* REQUIREMENT
Can you quote the material below word for word, from the line with "tile-label: Sucurs… — [186, 558, 265, 579]" up to and including the line with "tile-descuentos[interactable]: % Descue…"?

(Layout annotation data)
──────────────────────────────

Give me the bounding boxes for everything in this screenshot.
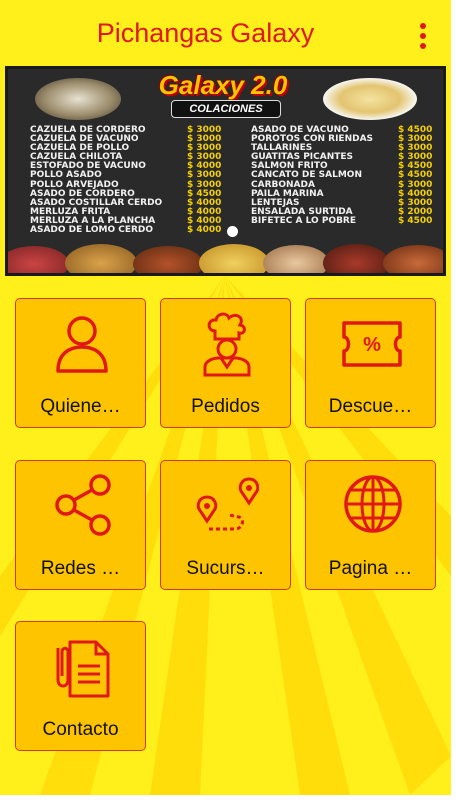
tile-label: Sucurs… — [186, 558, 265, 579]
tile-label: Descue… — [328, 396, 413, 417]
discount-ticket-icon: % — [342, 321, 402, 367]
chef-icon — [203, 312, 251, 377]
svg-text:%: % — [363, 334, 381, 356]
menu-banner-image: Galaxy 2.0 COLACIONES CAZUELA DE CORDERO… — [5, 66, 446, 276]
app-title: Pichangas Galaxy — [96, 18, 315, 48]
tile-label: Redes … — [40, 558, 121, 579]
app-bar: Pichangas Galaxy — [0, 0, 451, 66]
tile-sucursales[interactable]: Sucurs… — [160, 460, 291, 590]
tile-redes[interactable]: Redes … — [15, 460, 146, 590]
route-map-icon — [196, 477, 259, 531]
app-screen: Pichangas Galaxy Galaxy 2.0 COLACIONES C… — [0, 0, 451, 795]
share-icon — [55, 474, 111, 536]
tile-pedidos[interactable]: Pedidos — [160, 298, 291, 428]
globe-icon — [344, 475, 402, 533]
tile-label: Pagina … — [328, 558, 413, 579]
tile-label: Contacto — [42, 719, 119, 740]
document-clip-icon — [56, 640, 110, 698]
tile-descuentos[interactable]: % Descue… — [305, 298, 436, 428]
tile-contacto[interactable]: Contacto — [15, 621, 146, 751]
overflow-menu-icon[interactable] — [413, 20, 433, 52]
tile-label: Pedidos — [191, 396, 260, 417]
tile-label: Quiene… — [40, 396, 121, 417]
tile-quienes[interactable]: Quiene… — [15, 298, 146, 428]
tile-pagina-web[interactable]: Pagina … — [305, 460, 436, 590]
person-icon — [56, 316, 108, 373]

──────────────────────────────

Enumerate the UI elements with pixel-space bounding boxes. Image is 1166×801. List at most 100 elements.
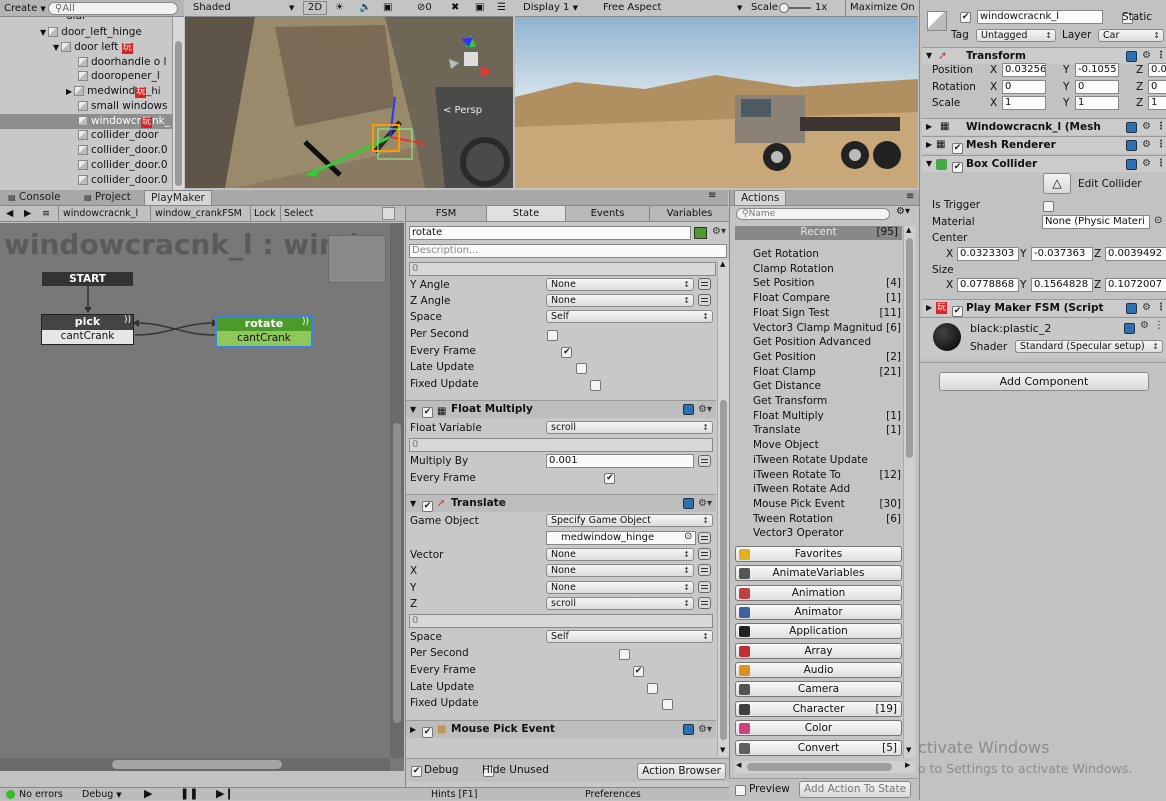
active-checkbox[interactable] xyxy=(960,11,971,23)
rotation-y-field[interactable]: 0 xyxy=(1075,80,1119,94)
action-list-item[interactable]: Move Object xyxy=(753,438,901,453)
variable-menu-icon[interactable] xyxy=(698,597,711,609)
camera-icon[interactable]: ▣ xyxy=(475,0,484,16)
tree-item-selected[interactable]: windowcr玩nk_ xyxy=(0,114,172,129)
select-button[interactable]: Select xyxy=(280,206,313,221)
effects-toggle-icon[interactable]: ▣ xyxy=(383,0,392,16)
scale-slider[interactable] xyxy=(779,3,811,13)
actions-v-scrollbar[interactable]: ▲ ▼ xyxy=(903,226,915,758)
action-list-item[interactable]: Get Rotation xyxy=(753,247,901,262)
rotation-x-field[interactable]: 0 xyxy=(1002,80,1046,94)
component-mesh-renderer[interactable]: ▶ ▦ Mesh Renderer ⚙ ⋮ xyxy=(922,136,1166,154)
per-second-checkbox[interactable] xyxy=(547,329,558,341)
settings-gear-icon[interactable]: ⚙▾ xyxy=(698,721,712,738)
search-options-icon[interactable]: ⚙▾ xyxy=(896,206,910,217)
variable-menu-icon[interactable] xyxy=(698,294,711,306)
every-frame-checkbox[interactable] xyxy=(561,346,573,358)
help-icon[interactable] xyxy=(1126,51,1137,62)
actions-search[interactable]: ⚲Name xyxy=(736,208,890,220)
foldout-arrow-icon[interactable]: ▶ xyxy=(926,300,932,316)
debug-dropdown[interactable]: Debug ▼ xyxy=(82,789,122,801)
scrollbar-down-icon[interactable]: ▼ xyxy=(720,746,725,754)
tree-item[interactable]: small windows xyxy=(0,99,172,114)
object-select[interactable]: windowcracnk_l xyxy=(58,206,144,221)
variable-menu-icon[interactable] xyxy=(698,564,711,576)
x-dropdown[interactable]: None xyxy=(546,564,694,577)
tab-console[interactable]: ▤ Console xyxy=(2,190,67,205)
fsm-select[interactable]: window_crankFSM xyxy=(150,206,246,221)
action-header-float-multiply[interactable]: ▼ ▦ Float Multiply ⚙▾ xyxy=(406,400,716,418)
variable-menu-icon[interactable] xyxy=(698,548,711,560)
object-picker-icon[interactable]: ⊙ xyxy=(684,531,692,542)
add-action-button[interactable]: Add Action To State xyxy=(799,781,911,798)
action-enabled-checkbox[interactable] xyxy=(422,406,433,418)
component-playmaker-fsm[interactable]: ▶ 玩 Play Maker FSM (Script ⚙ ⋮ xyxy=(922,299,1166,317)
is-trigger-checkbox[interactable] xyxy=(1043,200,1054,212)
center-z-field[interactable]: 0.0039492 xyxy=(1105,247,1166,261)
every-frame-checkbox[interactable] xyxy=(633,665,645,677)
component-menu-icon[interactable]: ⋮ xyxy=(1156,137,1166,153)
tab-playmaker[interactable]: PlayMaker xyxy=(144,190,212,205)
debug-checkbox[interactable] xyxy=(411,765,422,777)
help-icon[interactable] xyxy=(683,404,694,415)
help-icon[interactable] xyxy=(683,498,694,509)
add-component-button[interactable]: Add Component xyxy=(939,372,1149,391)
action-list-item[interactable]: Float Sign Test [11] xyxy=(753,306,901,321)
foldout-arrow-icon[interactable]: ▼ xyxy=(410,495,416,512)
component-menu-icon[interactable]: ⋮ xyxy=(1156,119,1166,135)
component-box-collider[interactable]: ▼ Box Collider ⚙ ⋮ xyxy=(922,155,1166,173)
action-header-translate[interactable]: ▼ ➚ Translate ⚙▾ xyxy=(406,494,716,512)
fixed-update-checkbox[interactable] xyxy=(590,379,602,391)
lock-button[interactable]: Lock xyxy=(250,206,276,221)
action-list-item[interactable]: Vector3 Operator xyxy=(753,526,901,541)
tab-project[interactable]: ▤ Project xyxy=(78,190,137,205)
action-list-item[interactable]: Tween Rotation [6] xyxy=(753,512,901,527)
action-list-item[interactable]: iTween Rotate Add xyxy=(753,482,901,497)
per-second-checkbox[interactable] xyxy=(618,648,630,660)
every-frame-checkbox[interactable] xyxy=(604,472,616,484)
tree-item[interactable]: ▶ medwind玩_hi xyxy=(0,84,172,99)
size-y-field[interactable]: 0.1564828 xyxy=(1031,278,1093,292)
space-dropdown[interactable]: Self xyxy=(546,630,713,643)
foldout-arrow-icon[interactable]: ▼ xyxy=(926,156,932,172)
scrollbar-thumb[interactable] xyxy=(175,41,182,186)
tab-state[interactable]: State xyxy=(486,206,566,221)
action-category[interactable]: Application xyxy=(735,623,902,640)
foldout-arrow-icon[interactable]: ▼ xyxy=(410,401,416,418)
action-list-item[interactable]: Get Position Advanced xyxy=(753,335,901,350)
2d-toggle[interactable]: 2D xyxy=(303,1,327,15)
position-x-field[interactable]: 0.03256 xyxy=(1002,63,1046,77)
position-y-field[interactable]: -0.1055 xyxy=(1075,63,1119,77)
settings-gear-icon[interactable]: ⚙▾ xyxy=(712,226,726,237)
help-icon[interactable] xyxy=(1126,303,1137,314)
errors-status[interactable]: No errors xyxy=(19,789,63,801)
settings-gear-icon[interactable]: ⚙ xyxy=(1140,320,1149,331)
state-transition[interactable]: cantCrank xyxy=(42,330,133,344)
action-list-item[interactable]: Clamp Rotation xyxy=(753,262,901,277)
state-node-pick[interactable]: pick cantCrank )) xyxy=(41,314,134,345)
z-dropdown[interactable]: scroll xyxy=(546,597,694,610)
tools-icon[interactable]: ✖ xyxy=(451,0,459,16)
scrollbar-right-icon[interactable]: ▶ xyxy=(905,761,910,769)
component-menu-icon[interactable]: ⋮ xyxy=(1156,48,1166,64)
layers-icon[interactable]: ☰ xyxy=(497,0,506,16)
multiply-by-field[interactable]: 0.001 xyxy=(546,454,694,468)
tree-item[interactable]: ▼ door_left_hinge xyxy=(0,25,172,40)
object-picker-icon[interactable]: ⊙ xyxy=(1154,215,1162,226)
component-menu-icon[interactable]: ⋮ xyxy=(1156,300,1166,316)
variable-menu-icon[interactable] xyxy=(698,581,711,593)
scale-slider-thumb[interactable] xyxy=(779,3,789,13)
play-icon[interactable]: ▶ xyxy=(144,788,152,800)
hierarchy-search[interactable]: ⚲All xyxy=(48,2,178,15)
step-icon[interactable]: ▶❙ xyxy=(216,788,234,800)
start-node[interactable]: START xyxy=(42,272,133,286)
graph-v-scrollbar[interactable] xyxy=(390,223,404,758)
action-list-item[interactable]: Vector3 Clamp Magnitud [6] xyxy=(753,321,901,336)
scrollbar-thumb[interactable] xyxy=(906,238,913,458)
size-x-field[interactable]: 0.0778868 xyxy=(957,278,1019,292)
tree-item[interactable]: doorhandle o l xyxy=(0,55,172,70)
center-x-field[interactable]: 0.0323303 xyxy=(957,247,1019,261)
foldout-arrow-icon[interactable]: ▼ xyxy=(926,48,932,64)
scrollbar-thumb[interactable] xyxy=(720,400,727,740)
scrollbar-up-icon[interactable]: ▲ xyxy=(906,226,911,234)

──────────────────────────────

* ANSWER TO THIS TASK
tile-label: Sucurs… — [186, 558, 265, 579]
tile-label: Descue… — [328, 396, 413, 417]
discount-ticket-icon: % — [342, 321, 402, 367]
chef-icon — [203, 312, 251, 377]
svg-text:%: % — [363, 334, 381, 356]
menu-banner-image: Galaxy 2.0 COLACIONES CAZUELA DE CORDERO… — [5, 66, 446, 276]
app-title: Pichangas Galaxy — [96, 18, 315, 48]
tile-label: Redes … — [40, 558, 121, 579]
app-bar: Pichangas Galaxy — [0, 0, 451, 66]
tile-sucursales[interactable]: Sucurs… — [160, 460, 291, 590]
tile-redes[interactable]: Redes … — [15, 460, 146, 590]
route-map-icon — [196, 477, 259, 531]
app-screen: Pichangas Galaxy Galaxy 2.0 COLACIONES C… — [0, 0, 451, 795]
share-icon — [55, 474, 111, 536]
tile-pedidos[interactable]: Pedidos — [160, 298, 291, 428]
globe-icon — [344, 475, 402, 533]
tile-label: Pagina … — [328, 558, 413, 579]
tile-label: Contacto — [42, 719, 119, 740]
document-clip-icon — [56, 640, 110, 698]
tile-descuentos[interactable]: % Descue… — [305, 298, 436, 428]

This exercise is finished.